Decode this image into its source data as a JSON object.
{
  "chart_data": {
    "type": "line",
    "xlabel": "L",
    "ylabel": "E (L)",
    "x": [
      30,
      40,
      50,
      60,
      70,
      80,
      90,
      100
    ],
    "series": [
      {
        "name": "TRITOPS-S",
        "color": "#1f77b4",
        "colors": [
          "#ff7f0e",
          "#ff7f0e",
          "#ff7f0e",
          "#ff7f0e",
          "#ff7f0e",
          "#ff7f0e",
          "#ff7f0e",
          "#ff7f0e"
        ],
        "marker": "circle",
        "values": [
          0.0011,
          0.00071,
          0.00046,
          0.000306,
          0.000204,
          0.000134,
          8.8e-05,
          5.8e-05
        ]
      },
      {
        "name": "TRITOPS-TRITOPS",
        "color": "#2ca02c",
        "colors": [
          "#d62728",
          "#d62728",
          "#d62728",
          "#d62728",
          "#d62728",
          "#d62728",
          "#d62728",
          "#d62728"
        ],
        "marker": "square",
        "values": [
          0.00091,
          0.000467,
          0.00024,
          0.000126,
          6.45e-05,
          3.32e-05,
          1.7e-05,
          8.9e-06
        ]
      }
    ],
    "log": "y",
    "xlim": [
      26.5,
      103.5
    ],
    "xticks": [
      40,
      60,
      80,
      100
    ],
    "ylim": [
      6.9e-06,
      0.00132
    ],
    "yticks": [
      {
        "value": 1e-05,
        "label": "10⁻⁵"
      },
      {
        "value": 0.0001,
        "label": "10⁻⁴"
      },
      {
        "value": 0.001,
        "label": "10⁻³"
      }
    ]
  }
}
● ● ●
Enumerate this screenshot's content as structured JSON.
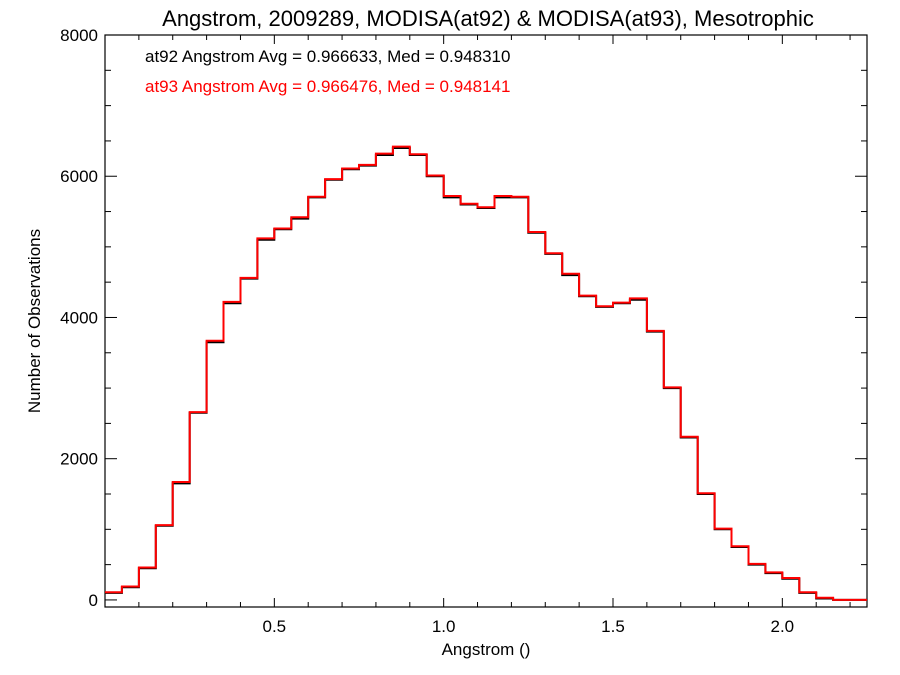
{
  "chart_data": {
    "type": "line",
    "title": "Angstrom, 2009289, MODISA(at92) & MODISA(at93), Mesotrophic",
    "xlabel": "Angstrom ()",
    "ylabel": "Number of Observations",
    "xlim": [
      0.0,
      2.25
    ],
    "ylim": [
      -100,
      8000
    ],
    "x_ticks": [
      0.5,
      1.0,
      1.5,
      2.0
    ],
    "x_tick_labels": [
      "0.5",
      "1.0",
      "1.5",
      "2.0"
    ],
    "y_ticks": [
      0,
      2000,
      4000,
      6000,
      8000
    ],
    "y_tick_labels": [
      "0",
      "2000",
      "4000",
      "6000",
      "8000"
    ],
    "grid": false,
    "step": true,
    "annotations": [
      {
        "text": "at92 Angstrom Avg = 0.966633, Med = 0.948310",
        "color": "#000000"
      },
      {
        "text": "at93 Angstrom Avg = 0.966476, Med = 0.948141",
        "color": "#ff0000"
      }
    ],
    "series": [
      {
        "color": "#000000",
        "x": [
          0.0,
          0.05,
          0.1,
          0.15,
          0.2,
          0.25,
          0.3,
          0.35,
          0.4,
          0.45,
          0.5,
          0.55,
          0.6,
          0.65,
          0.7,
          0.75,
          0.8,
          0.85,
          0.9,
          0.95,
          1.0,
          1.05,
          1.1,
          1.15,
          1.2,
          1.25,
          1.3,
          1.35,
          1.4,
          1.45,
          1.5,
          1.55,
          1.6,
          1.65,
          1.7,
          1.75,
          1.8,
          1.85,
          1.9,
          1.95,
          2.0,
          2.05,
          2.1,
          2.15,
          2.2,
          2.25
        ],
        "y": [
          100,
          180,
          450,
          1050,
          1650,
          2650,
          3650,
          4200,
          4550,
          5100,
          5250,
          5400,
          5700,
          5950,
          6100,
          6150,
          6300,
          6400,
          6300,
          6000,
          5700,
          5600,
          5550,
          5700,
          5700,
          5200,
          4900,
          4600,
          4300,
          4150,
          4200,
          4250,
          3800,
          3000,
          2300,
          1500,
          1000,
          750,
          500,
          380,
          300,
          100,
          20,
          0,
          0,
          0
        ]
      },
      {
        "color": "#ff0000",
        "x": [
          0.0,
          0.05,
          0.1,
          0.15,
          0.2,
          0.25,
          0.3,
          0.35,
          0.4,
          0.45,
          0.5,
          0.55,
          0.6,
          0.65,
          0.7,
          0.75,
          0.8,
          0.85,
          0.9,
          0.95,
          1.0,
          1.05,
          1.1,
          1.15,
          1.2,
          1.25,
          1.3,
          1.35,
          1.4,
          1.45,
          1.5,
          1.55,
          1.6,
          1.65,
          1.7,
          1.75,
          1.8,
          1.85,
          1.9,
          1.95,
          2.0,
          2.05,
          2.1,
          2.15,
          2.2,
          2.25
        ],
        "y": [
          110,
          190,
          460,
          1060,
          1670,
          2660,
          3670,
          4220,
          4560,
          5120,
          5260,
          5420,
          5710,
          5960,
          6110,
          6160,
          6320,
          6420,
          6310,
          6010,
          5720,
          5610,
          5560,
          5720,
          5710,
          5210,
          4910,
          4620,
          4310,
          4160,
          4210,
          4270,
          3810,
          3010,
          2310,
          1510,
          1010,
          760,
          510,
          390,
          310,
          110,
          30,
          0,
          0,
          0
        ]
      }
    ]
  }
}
● ● ●
▶ _GIVEN REQUEST_
Write out every line of the preceding listing that contains "text".

▶ _RESULT BELOW_
        "text": "at92 Angstrom Avg = 0.966633, Med = 0.948310",
        "text": "at93 Angstrom Avg = 0.966476, Med = 0.948141",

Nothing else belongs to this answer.